* INSTRUCTIONS TO FOLLOW *
Set down each entry exactly as given; pictures should not appear in the copy.

* GIVEN INFORMATION *
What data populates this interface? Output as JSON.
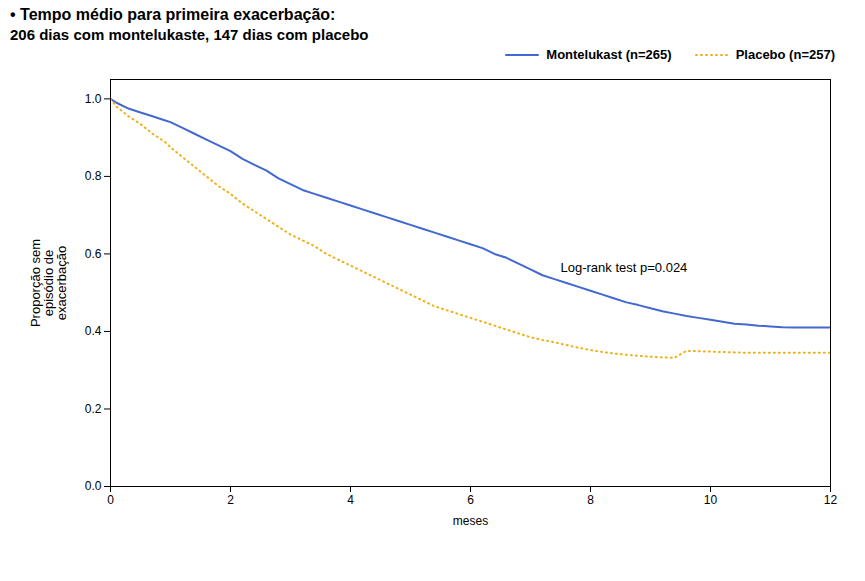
{
  "chart_data": {
    "type": "line",
    "title": "• Tempo médio para primeira exacerbação:",
    "subtitle": "206 dias com montelukaste, 147 dias com placebo",
    "x_label": "meses",
    "y_label": "Proporção sem\nepisódio de\nexacerbação",
    "x": [
      0,
      0.1,
      0.3,
      0.5,
      0.7,
      0.9,
      1.0,
      1.2,
      1.4,
      1.6,
      1.8,
      2.0,
      2.2,
      2.4,
      2.6,
      2.8,
      3.0,
      3.2,
      3.4,
      3.6,
      3.8,
      4.0,
      4.2,
      4.4,
      4.6,
      4.8,
      5.0,
      5.2,
      5.4,
      5.6,
      5.8,
      6.0,
      6.2,
      6.4,
      6.6,
      6.8,
      7.0,
      7.2,
      7.4,
      7.6,
      7.8,
      8.0,
      8.2,
      8.4,
      8.6,
      8.8,
      9.0,
      9.2,
      9.4,
      9.6,
      9.8,
      10.0,
      10.2,
      10.4,
      10.6,
      10.8,
      11.0,
      11.2,
      11.4,
      11.6,
      11.8,
      12.0
    ],
    "series": [
      {
        "name": "Montelukast (n=265)",
        "line_style": "solid",
        "values": [
          1.0,
          0.99,
          0.975,
          0.965,
          0.955,
          0.945,
          0.94,
          0.925,
          0.91,
          0.895,
          0.88,
          0.865,
          0.845,
          0.83,
          0.815,
          0.795,
          0.78,
          0.765,
          0.755,
          0.745,
          0.735,
          0.725,
          0.715,
          0.705,
          0.695,
          0.685,
          0.675,
          0.665,
          0.655,
          0.645,
          0.635,
          0.625,
          0.615,
          0.6,
          0.59,
          0.575,
          0.56,
          0.545,
          0.535,
          0.525,
          0.515,
          0.505,
          0.495,
          0.485,
          0.475,
          0.468,
          0.46,
          0.452,
          0.446,
          0.44,
          0.435,
          0.43,
          0.425,
          0.42,
          0.418,
          0.415,
          0.413,
          0.411,
          0.41,
          0.41,
          0.41,
          0.41
        ]
      },
      {
        "name": "Placebo (n=257)",
        "line_style": "dotted",
        "values": [
          1.0,
          0.98,
          0.955,
          0.935,
          0.91,
          0.89,
          0.875,
          0.85,
          0.825,
          0.8,
          0.775,
          0.755,
          0.73,
          0.71,
          0.69,
          0.67,
          0.65,
          0.635,
          0.62,
          0.6,
          0.585,
          0.57,
          0.555,
          0.54,
          0.525,
          0.51,
          0.495,
          0.48,
          0.465,
          0.455,
          0.445,
          0.435,
          0.425,
          0.415,
          0.405,
          0.395,
          0.385,
          0.378,
          0.372,
          0.365,
          0.358,
          0.352,
          0.347,
          0.343,
          0.34,
          0.337,
          0.335,
          0.333,
          0.332,
          0.35,
          0.349,
          0.348,
          0.347,
          0.346,
          0.345,
          0.345,
          0.345,
          0.345,
          0.345,
          0.345,
          0.345,
          0.345
        ]
      }
    ],
    "annotations": [
      {
        "text": "Log-rank test p=0.024",
        "x": 7.5,
        "y": 0.565
      }
    ],
    "xlim": [
      0,
      12
    ],
    "xticks": [
      0,
      2,
      4,
      6,
      8,
      10,
      12
    ],
    "ylim": [
      0.0,
      1.05
    ],
    "yticks": [
      {
        "value": 0,
        "label": "0.0"
      },
      0.2,
      0.4,
      0.6,
      0.8,
      {
        "value": 1,
        "label": "1.0"
      }
    ],
    "grid": false,
    "legend": "upper right"
  }
}
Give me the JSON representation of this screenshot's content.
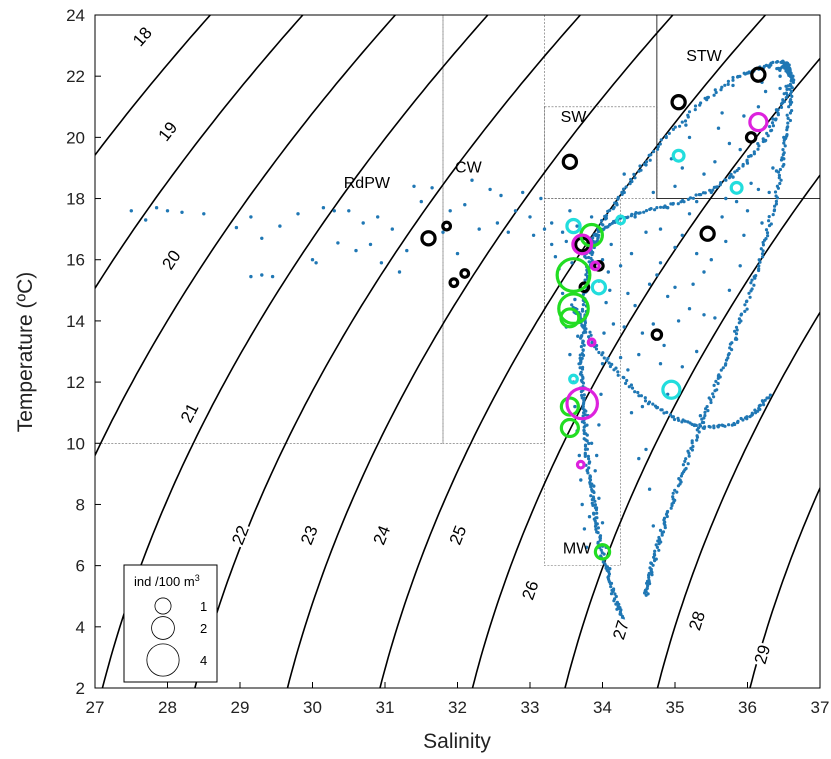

* SOLUTION FOR THIS EXERCISE *
What data populates this interface? Output as JSON.
{
  "chart_data": {
    "type": "line",
    "title": "• Tempo médio para primeira exacerbação:",
    "subtitle": "206 dias com montelukaste, 147 dias com placebo",
    "x_label": "meses",
    "y_label": "Proporção sem\nepisódio de\nexacerbação",
    "x": [
      0,
      0.1,
      0.3,
      0.5,
      0.7,
      0.9,
      1.0,
      1.2,
      1.4,
      1.6,
      1.8,
      2.0,
      2.2,
      2.4,
      2.6,
      2.8,
      3.0,
      3.2,
      3.4,
      3.6,
      3.8,
      4.0,
      4.2,
      4.4,
      4.6,
      4.8,
      5.0,
      5.2,
      5.4,
      5.6,
      5.8,
      6.0,
      6.2,
      6.4,
      6.6,
      6.8,
      7.0,
      7.2,
      7.4,
      7.6,
      7.8,
      8.0,
      8.2,
      8.4,
      8.6,
      8.8,
      9.0,
      9.2,
      9.4,
      9.6,
      9.8,
      10.0,
      10.2,
      10.4,
      10.6,
      10.8,
      11.0,
      11.2,
      11.4,
      11.6,
      11.8,
      12.0
    ],
    "series": [
      {
        "name": "Montelukast (n=265)",
        "line_style": "solid",
        "values": [
          1.0,
          0.99,
          0.975,
          0.965,
          0.955,
          0.945,
          0.94,
          0.925,
          0.91,
          0.895,
          0.88,
          0.865,
          0.845,
          0.83,
          0.815,
          0.795,
          0.78,
          0.765,
          0.755,
          0.745,
          0.735,
          0.725,
          0.715,
          0.705,
          0.695,
          0.685,
          0.675,
          0.665,
          0.655,
          0.645,
          0.635,
          0.625,
          0.615,
          0.6,
          0.59,
          0.575,
          0.56,
          0.545,
          0.535,
          0.525,
          0.515,
          0.505,
          0.495,
          0.485,
          0.475,
          0.468,
          0.46,
          0.452,
          0.446,
          0.44,
          0.435,
          0.43,
          0.425,
          0.42,
          0.418,
          0.415,
          0.413,
          0.411,
          0.41,
          0.41,
          0.41,
          0.41
        ]
      },
      {
        "name": "Placebo (n=257)",
        "line_style": "dotted",
        "values": [
          1.0,
          0.98,
          0.955,
          0.935,
          0.91,
          0.89,
          0.875,
          0.85,
          0.825,
          0.8,
          0.775,
          0.755,
          0.73,
          0.71,
          0.69,
          0.67,
          0.65,
          0.635,
          0.62,
          0.6,
          0.585,
          0.57,
          0.555,
          0.54,
          0.525,
          0.51,
          0.495,
          0.48,
          0.465,
          0.455,
          0.445,
          0.435,
          0.425,
          0.415,
          0.405,
          0.395,
          0.385,
          0.378,
          0.372,
          0.365,
          0.358,
          0.352,
          0.347,
          0.343,
          0.34,
          0.337,
          0.335,
          0.333,
          0.332,
          0.35,
          0.349,
          0.348,
          0.347,
          0.346,
          0.345,
          0.345,
          0.345,
          0.345,
          0.345,
          0.345,
          0.345,
          0.345
        ]
      }
    ],
    "annotations": [
      {
        "text": "Log-rank test p=0.024",
        "x": 7.5,
        "y": 0.565
      }
    ],
    "xlim": [
      0,
      12
    ],
    "xticks": [
      0,
      2,
      4,
      6,
      8,
      10,
      12
    ],
    "ylim": [
      0.0,
      1.05
    ],
    "yticks": [
      {
        "value": 0,
        "label": "0.0"
      },
      0.2,
      0.4,
      0.6,
      0.8,
      {
        "value": 1,
        "label": "1.0"
      }
    ],
    "grid": false,
    "legend": "upper right"
  }
}
Give me the JSON representation of this screenshot's content.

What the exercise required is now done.